Text excerpt |
-- Opening Marker --

Variable	Description	Typical Value
`C_ref`	Calibrated reference capacity	1.5 °C/h
`Kext`	Current outdoor coefficient	0.02
`ΔT_ext`	Indoor/outdoor temp difference	15°C
`cycle_duration`	In hours	0.167 (10 min)
`efficiency`	Power percentage used	0.70
`aggressiveness`	Moderation factor	0.9

Kext Learning (Outdoor Coefficient)

The algorithm adjusts Kext when temperature is close to setpoint (|gap| < 0.5°C).

Formula

Correction = Kint × (indoor_gap / outdoor_gap)
Kext_new = Kext_old + Correction

If indoor_gap negative (overshoot) → Negative correction → Kext decreases
If indoor_gap positive (undershoot) → Positive correction → Kext increases

Smoothing Methods

Two methods are available to smooth new values:

Weighted Average ("Discovery" mode)

Kint_final = (Kint_old × count + Kint_new) / (count + 1)

Cycle	Old Weight	New Weight	New Value Impact
1	1	1	50%
10	10	1	9%
50	50	1	2%

The counter is capped at 50 to maintain minimum reactivity.

EWMA ("Fine Tuning" mode)

Kint_final = (1 - α) × Kint_old + α × Kint_new
α(n) = α₀ / (1 + decay_rate × n)

Parameter	Default	Description
`α₀` (initial alpha)	0.08	Initial weight of new values
`decay_rate`	0.12	Alpha decrease speed

Continuous Kext Learning

This mechanism allows for long-term adaptation of $K_{ext}$ without an active learning session.

-- Closing Marker --

Activity list |
1) Summarize the passage on Kext learning and smoothing methods in two sentences.
2) Write a continuation of the passage on Kext learning and smoothing methods, starting after its last sentence.
These lines come from a separate source.

(Entries drawn from a collection)
-- Opening Marker --

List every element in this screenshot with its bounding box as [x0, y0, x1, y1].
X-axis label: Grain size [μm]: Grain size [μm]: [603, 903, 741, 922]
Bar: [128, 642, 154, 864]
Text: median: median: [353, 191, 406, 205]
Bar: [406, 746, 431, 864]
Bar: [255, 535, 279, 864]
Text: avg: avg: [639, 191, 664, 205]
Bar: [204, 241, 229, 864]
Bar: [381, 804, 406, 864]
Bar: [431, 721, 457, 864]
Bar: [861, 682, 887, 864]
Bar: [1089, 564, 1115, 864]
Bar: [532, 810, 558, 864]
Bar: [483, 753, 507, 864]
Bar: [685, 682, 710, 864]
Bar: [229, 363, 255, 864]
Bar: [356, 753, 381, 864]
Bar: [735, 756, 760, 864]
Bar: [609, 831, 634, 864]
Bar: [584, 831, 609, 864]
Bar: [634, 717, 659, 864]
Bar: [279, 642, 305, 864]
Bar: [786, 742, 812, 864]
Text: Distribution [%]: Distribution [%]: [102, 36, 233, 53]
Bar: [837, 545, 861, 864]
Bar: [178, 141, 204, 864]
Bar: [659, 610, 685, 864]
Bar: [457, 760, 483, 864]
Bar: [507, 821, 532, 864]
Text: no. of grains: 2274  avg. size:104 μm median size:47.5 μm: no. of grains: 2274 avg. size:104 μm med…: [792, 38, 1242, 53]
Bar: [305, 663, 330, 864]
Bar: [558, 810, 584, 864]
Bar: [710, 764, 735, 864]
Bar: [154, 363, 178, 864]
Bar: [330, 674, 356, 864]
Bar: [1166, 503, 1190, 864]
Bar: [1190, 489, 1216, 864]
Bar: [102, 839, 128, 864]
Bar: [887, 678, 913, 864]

-- Closing Marker --

Responses |
1) The algorithm adjusts the outdoor coefficient Kext when the temperature is within 0.5°C of the setpoint, lowering it on overshoot and raising it on undershoot. New values can be smoothed either by a weighted average ("Discovery" mode), whose counter is capped at 50, or by an EWMA ("Fine Tuning" mode), whose alpha decreases over time.

2)
Eligibility Conditions

A cycle is used for continuous learning only if:

Feature enabled: auto_tpi_continuous_kext is set to true.
Bootstrapped: At least one outdoor learning cycle has been completed previously for the current mode.
Non-saturated power: $0 < P_{real} < P_{saturation}$ .
Stable system: No cycle interruptions, no boiler off, no heating failure, and no excessive consecutive failures.
Significant outdoor delta: $|Setpoint - T_{outdoor}| \ge 1.0°C$ .
No setpoint change: The target temperature did not change during the cycle.

Continuous Learning Formula

The correction is calculated similarly to the standard $K_{ext}$ learning: $K_{ext}^{target} = K_{ext}^{old} + K_{int} \times \frac{\Delta T_{indoor}}{\Delta T_{outdoor}}$

Then, it is applied using an EWMA with a specific alpha: $K_{ext}^{new} = (1 - \alpha_{cont}) \times K_{ext}^{old} + \alpha_{cont} \times K_{ext}^{target}$

By default, $\alpha_{cont} = 0.04$ .

Automatic Correction Mechanisms

Overshoot Correction (Kext Deboost)

Activation: allow_kext_compensation_on_overshoot parameter in set_auto_tpi_mode service

Detects and corrects when temperature exceeds the setpoint without coming back down.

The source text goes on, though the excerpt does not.